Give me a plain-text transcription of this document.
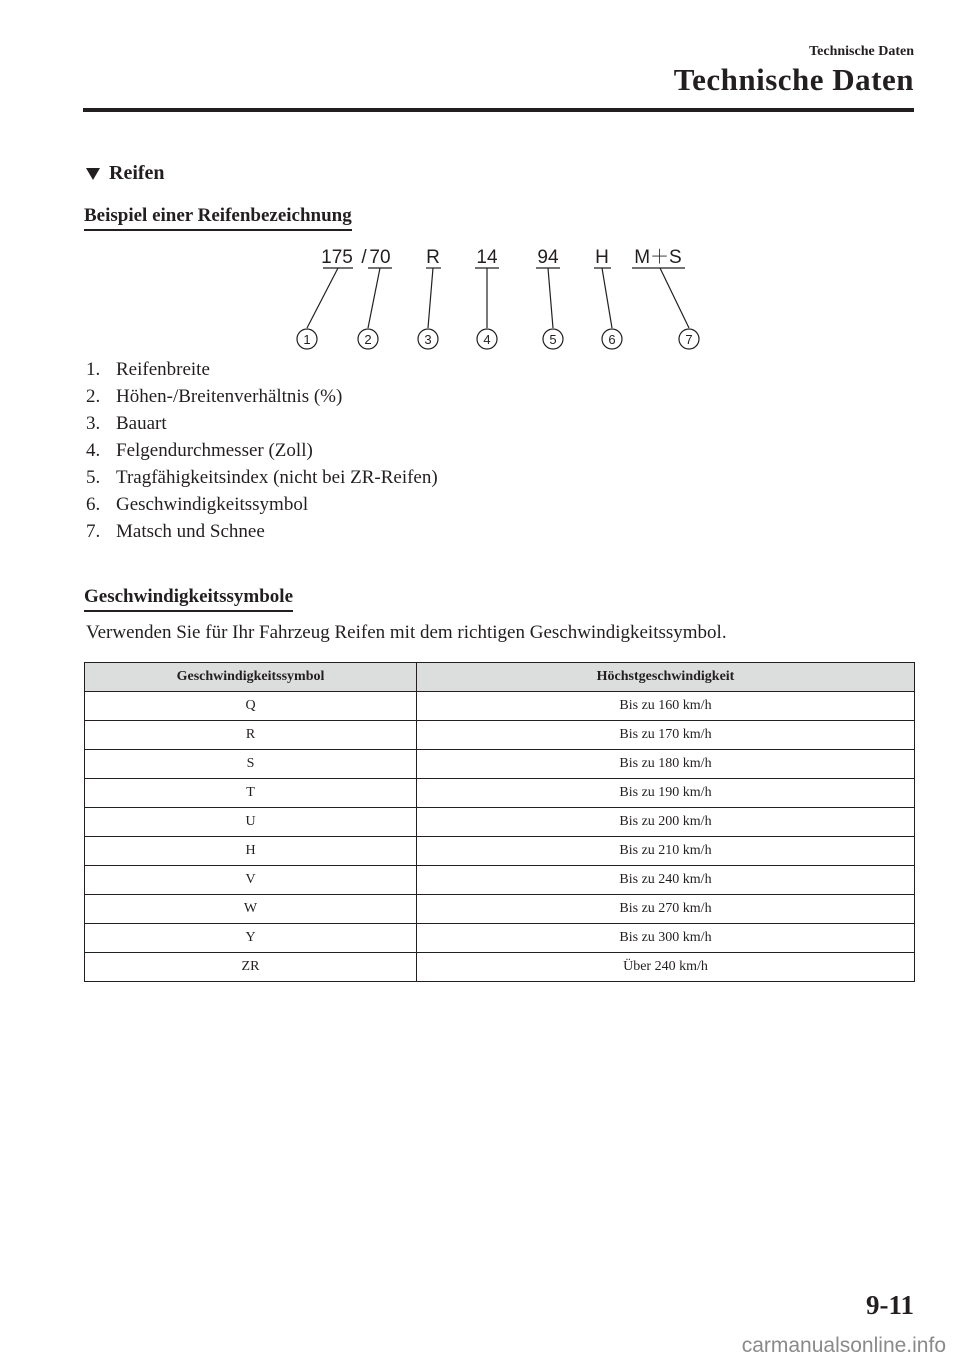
Technische Daten
Technische Daten
Reifen
Beispiel einer Reifenbezeichnung
175 / 70 R 14 94 H M＋S
1	2	3	4	5	6	7
1. Reifenbreite
2. Höhen-/Breitenverhältnis (%)
3. Bauart
4. Felgendurchmesser (Zoll)
5. Tragfähigkeitsindex (nicht bei ZR-Reifen)
6. Geschwindigkeitssymbol
7. Matsch und Schnee
Geschwindigkeitssymbole
Verwenden Sie für Ihr Fahrzeug Reifen mit dem richtigen Geschwindigkeitssymbol.
Geschwindigkeitssymbol	Höchstgeschwindigkeit
Q	Bis zu 160 km/h
R	Bis zu 170 km/h
S	Bis zu 180 km/h
T	Bis zu 190 km/h
U	Bis zu 200 km/h
H	Bis zu 210 km/h
V	Bis zu 240 km/h
W	Bis zu 270 km/h
Y	Bis zu 300 km/h
ZR	Über 240 km/h
9-11
carmanualsonline.info
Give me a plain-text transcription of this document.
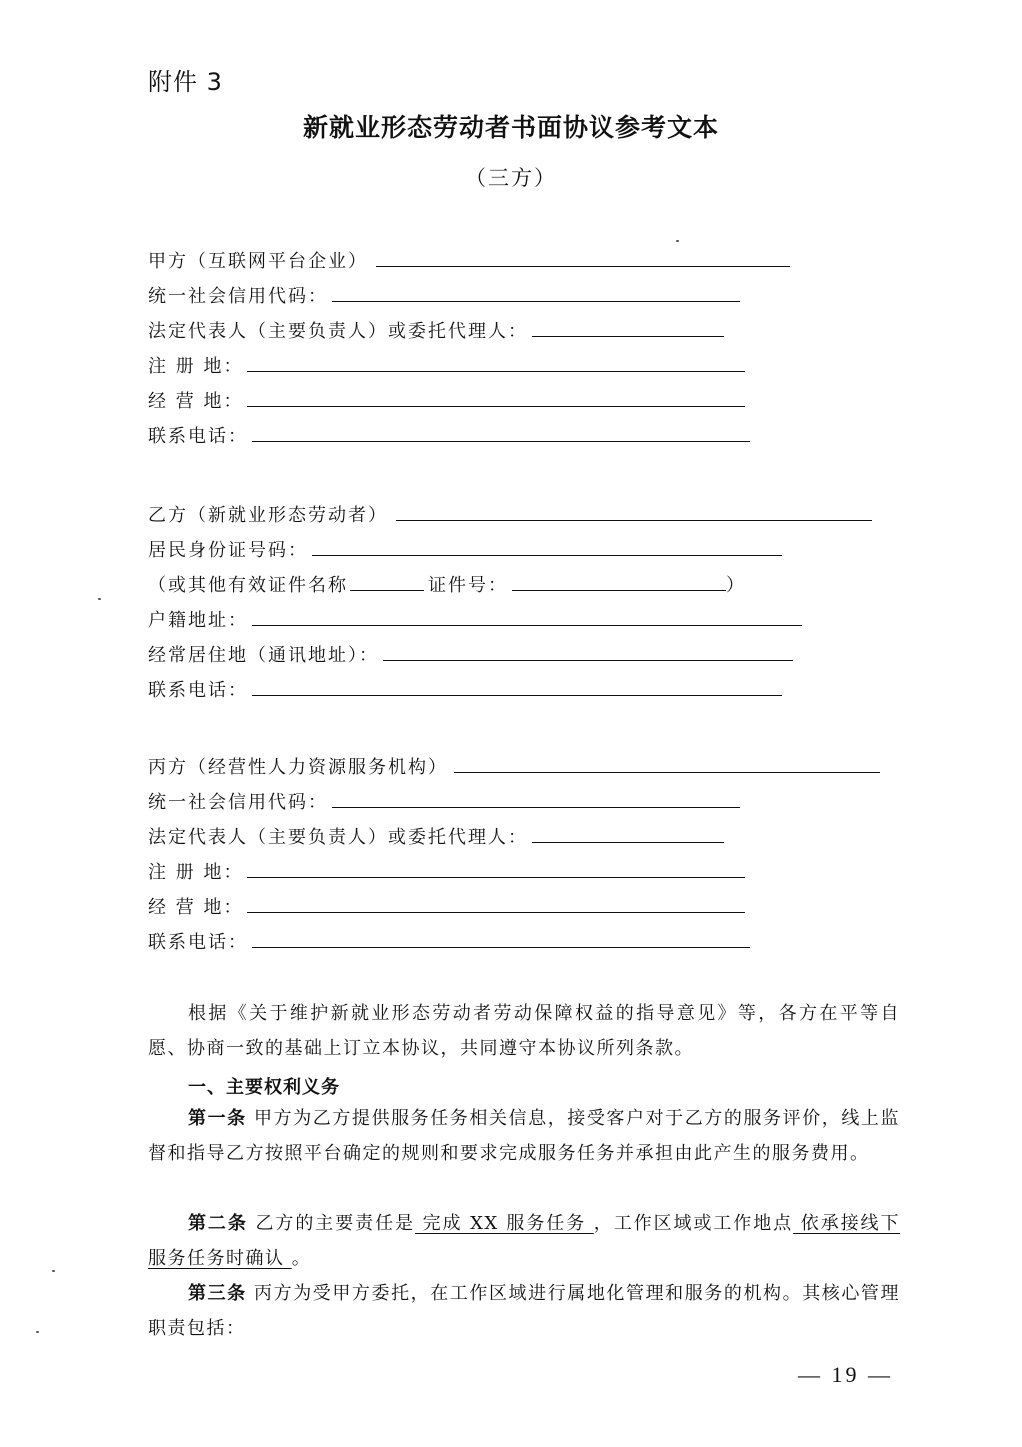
附件 3
新就业形态劳动者书面协议参考文本
（三方）
甲方（互联网平台企业）
统一社会信用代码：
法定代表人（主要负责人）或委托代理人：
注 册 地：
经 营 地：
联系电话：
乙方（新就业形态劳动者）
居民身份证号码：
（或其他有效证件名称	证件号：	）
户籍地址：
经常居住地（通讯地址）：
联系电话：
丙方（经营性人力资源服务机构）
统一社会信用代码：
法定代表人（主要负责人）或委托代理人：
注 册 地：
经 营 地：
联系电话：

根据《关于维护新就业形态劳动者劳动保障权益的指导意见》等，各方在平等自愿、协商一致的基础上订立本协议，共同遵守本协议所列条款。

一、主要权利义务

第一条 甲方为乙方提供服务任务相关信息，接受客户对于乙方的服务评价，线上监督和指导乙方按照平台确定的规则和要求完成服务任务并承担由此产生的服务费用。

第二条 乙方的主要责任是 完成 XX 服务任务 ，工作区域或工作地点 依承接线下服务任务时确认 。

第三条 丙方为受甲方委托，在工作区域进行属地化管理和服务的机构。其核心管理职责包括：

— 19 —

* EXERCISE OBJECTIVE: Copy out all of the material exactly as written, without its pictures.

* RESPONSE TO THIS TASK:
Give me a plain-text transcription of this document.
Technische Daten
Technische Daten
Reifen
Beispiel einer Reifenbezeichnung
175 / 70 R 14 94 H M＋S
1	2	3	4	5	6	7
1. Reifenbreite
2. Höhen-/Breitenverhältnis (%)
3. Bauart
4. Felgendurchmesser (Zoll)
5. Tragfähigkeitsindex (nicht bei ZR-Reifen)
6. Geschwindigkeitssymbol
7. Matsch und Schnee
Geschwindigkeitssymbole
Verwenden Sie für Ihr Fahrzeug Reifen mit dem richtigen Geschwindigkeitssymbol.
Geschwindigkeitssymbol	Höchstgeschwindigkeit
Q	Bis zu 160 km/h
R	Bis zu 170 km/h
S	Bis zu 180 km/h
T	Bis zu 190 km/h
U	Bis zu 200 km/h
H	Bis zu 210 km/h
V	Bis zu 240 km/h
W	Bis zu 270 km/h
Y	Bis zu 300 km/h
ZR	Über 240 km/h
9-11
carmanualsonline.info
Give me a plain-text transcription of this document.
附件 3
新就业形态劳动者书面协议参考文本
（三方）
甲方（互联网平台企业）
统一社会信用代码：
法定代表人（主要负责人）或委托代理人：
注 册 地：
经 营 地：
联系电话：
乙方（新就业形态劳动者）
居民身份证号码：
（或其他有效证件名称	证件号：	）
户籍地址：
经常居住地（通讯地址）：
联系电话：
丙方（经营性人力资源服务机构）
统一社会信用代码：
法定代表人（主要负责人）或委托代理人：
注 册 地：
经 营 地：
联系电话：

根据《关于维护新就业形态劳动者劳动保障权益的指导意见》等，各方在平等自愿、协商一致的基础上订立本协议，共同遵守本协议所列条款。

一、主要权利义务

第一条 甲方为乙方提供服务任务相关信息，接受客户对于乙方的服务评价，线上监督和指导乙方按照平台确定的规则和要求完成服务任务并承担由此产生的服务费用。

第二条 乙方的主要责任是 完成 XX 服务任务 ，工作区域或工作地点 依承接线下服务任务时确认 。

第三条 丙方为受甲方委托，在工作区域进行属地化管理和服务的机构。其核心管理职责包括：

— 19 —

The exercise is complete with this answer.